INSTRUCTIONS FOR THE TASK:
Copy out each line of the data that holds the word "annotation".

[Records from a dataset]
——

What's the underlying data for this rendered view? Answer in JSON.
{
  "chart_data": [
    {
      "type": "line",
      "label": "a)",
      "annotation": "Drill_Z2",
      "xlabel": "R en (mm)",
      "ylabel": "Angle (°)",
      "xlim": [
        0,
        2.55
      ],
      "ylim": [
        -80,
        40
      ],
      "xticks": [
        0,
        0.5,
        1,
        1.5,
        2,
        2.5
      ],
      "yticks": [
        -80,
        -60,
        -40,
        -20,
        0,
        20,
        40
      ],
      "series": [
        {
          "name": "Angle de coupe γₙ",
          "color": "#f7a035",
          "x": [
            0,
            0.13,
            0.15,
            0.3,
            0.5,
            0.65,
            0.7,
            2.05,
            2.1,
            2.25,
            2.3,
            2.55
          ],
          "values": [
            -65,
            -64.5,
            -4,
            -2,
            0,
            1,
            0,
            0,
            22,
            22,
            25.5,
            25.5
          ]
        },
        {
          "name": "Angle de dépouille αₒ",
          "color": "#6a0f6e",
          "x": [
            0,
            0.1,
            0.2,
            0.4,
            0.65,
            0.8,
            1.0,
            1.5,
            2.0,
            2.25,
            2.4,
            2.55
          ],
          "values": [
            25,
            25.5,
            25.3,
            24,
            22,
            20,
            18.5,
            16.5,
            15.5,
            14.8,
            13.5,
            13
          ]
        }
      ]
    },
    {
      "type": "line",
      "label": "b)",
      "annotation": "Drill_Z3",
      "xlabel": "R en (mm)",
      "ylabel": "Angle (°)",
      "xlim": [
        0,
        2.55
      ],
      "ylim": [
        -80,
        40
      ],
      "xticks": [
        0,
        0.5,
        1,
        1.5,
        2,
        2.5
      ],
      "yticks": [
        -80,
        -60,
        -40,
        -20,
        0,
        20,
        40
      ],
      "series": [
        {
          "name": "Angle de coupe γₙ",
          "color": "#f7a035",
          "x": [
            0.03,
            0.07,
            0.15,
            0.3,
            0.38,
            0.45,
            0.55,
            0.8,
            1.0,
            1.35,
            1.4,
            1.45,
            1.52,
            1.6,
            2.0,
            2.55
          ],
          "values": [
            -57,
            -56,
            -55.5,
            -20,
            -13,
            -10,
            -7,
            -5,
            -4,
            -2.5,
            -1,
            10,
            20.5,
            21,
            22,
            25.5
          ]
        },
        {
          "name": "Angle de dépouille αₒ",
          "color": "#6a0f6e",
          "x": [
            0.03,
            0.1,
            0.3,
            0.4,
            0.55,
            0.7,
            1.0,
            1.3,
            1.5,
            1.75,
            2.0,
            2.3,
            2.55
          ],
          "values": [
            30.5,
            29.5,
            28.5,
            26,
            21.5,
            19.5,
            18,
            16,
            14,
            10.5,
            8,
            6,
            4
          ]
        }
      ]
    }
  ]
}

——

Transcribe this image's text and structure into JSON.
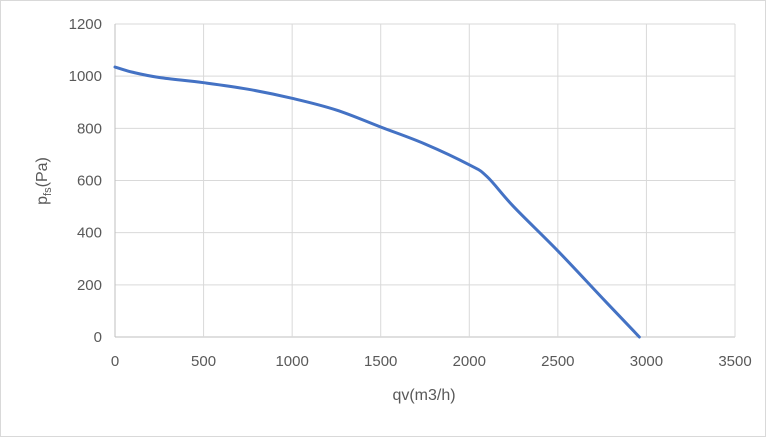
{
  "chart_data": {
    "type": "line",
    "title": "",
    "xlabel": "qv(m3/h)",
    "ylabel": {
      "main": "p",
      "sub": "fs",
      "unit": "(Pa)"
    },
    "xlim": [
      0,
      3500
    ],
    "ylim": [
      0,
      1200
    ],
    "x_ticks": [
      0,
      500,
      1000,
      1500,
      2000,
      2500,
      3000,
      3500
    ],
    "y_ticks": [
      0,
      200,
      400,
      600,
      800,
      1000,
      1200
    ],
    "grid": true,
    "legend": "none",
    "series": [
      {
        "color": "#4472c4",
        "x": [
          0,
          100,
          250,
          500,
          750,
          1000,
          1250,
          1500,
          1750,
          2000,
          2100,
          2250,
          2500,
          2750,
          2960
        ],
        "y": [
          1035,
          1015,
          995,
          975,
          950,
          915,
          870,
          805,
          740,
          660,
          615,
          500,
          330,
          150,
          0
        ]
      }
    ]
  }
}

——

REPLY:
      "annotation": "Drill_Z2",
      "annotation": "Drill_Z3",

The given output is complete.